■ Task to complete ■
Every line of the material is to be repeated exactly as it stands.

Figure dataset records
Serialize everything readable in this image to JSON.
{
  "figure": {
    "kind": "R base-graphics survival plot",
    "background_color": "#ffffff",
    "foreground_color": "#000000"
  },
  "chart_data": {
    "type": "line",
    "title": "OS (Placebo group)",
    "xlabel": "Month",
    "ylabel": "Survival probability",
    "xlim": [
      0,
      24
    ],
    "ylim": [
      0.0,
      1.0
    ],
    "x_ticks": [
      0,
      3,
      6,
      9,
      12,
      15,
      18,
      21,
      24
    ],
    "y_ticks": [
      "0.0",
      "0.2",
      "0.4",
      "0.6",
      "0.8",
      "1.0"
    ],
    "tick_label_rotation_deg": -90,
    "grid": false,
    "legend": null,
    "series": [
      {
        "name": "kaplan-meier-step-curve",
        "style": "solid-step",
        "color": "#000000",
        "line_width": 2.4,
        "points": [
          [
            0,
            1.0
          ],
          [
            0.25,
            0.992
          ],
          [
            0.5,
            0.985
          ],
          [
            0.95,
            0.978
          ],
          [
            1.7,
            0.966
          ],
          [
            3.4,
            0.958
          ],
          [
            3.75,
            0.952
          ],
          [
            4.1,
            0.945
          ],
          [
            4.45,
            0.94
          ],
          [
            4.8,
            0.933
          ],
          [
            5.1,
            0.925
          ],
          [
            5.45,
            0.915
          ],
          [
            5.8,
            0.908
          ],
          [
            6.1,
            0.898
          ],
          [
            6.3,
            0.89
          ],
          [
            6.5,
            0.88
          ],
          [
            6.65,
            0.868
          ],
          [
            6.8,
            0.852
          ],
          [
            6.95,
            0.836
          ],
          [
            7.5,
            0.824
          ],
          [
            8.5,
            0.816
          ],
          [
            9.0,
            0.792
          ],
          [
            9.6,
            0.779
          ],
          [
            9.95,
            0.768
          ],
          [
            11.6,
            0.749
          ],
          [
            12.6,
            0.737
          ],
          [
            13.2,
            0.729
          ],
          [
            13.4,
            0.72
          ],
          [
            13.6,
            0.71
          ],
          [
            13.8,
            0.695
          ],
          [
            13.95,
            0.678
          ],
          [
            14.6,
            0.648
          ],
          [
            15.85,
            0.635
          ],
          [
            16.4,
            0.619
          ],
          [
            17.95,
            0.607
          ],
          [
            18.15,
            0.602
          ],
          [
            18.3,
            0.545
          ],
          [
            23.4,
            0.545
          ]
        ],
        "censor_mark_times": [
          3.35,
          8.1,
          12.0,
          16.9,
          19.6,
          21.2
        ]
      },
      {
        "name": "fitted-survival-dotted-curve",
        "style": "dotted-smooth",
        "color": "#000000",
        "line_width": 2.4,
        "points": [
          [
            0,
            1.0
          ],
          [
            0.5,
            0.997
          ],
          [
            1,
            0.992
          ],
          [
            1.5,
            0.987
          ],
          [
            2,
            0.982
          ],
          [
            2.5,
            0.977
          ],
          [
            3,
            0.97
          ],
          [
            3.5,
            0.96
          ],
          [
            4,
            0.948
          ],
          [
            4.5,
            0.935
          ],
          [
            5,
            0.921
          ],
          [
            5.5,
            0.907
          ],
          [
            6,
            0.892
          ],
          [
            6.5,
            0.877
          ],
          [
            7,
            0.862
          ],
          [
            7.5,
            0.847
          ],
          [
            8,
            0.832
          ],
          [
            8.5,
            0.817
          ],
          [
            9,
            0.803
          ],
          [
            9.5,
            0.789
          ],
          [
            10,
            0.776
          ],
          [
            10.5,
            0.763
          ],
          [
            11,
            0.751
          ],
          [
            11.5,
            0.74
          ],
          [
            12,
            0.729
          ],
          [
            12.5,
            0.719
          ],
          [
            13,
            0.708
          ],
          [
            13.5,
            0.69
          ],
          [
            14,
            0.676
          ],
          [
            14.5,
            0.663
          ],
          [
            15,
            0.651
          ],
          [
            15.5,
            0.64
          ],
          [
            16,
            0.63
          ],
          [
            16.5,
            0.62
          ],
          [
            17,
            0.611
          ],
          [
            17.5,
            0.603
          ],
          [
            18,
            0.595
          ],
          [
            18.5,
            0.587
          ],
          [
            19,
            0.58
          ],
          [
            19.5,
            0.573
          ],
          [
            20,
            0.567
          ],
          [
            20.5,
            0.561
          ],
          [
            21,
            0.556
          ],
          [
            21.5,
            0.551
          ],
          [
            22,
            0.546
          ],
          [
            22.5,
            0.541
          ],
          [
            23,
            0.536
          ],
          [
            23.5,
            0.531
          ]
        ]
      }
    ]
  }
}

■ Output for this task ■
Serialize everything readable in this image to JSON.
{
  "figure": {
    "kind": "R base-graphics survival plot",
    "background_color": "#ffffff",
    "foreground_color": "#000000"
  },
  "chart_data": {
    "type": "line",
    "title": "OS (Placebo group)",
    "xlabel": "Month",
    "ylabel": "Survival probability",
    "xlim": [
      0,
      24
    ],
    "ylim": [
      0.0,
      1.0
    ],
    "x_ticks": [
      0,
      3,
      6,
      9,
      12,
      15,
      18,
      21,
      24
    ],
    "y_ticks": [
      "0.0",
      "0.2",
      "0.4",
      "0.6",
      "0.8",
      "1.0"
    ],
    "tick_label_rotation_deg": -90,
    "grid": false,
    "legend": null,
    "series": [
      {
        "name": "kaplan-meier-step-curve",
        "style": "solid-step",
        "color": "#000000",
        "line_width": 2.4,
        "points": [
          [
            0,
            1.0
          ],
          [
            0.25,
            0.992
          ],
          [
            0.5,
            0.985
          ],
          [
            0.95,
            0.978
          ],
          [
            1.7,
            0.966
          ],
          [
            3.4,
            0.958
          ],
          [
            3.75,
            0.952
          ],
          [
            4.1,
            0.945
          ],
          [
            4.45,
            0.94
          ],
          [
            4.8,
            0.933
          ],
          [
            5.1,
            0.925
          ],
          [
            5.45,
            0.915
          ],
          [
            5.8,
            0.908
          ],
          [
            6.1,
            0.898
          ],
          [
            6.3,
            0.89
          ],
          [
            6.5,
            0.88
          ],
          [
            6.65,
            0.868
          ],
          [
            6.8,
            0.852
          ],
          [
            6.95,
            0.836
          ],
          [
            7.5,
            0.824
          ],
          [
            8.5,
            0.816
          ],
          [
            9.0,
            0.792
          ],
          [
            9.6,
            0.779
          ],
          [
            9.95,
            0.768
          ],
          [
            11.6,
            0.749
          ],
          [
            12.6,
            0.737
          ],
          [
            13.2,
            0.729
          ],
          [
            13.4,
            0.72
          ],
          [
            13.6,
            0.71
          ],
          [
            13.8,
            0.695
          ],
          [
            13.95,
            0.678
          ],
          [
            14.6,
            0.648
          ],
          [
            15.85,
            0.635
          ],
          [
            16.4,
            0.619
          ],
          [
            17.95,
            0.607
          ],
          [
            18.15,
            0.602
          ],
          [
            18.3,
            0.545
          ],
          [
            23.4,
            0.545
          ]
        ],
        "censor_mark_times": [
          3.35,
          8.1,
          12.0,
          16.9,
          19.6,
          21.2
        ]
      },
      {
        "name": "fitted-survival-dotted-curve",
        "style": "dotted-smooth",
        "color": "#000000",
        "line_width": 2.4,
        "points": [
          [
            0,
            1.0
          ],
          [
            0.5,
            0.997
          ],
          [
            1,
            0.992
          ],
          [
            1.5,
            0.987
          ],
          [
            2,
            0.982
          ],
          [
            2.5,
            0.977
          ],
          [
            3,
            0.97
          ],
          [
            3.5,
            0.96
          ],
          [
            4,
            0.948
          ],
          [
            4.5,
            0.935
          ],
          [
            5,
            0.921
          ],
          [
            5.5,
            0.907
          ],
          [
            6,
            0.892
          ],
          [
            6.5,
            0.877
          ],
          [
            7,
            0.862
          ],
          [
            7.5,
            0.847
          ],
          [
            8,
            0.832
          ],
          [
            8.5,
            0.817
          ],
          [
            9,
            0.803
          ],
          [
            9.5,
            0.789
          ],
          [
            10,
            0.776
          ],
          [
            10.5,
            0.763
          ],
          [
            11,
            0.751
          ],
          [
            11.5,
            0.74
          ],
          [
            12,
            0.729
          ],
          [
            12.5,
            0.719
          ],
          [
            13,
            0.708
          ],
          [
            13.5,
            0.69
          ],
          [
            14,
            0.676
          ],
          [
            14.5,
            0.663
          ],
          [
            15,
            0.651
          ],
          [
            15.5,
            0.64
          ],
          [
            16,
            0.63
          ],
          [
            16.5,
            0.62
          ],
          [
            17,
            0.611
          ],
          [
            17.5,
            0.603
          ],
          [
            18,
            0.595
          ],
          [
            18.5,
            0.587
          ],
          [
            19,
            0.58
          ],
          [
            19.5,
            0.573
          ],
          [
            20,
            0.567
          ],
          [
            20.5,
            0.561
          ],
          [
            21,
            0.556
          ],
          [
            21.5,
            0.551
          ],
          [
            22,
            0.546
          ],
          [
            22.5,
            0.541
          ],
          [
            23,
            0.536
          ],
          [
            23.5,
            0.531
          ]
        ]
      }
    ]
  }
}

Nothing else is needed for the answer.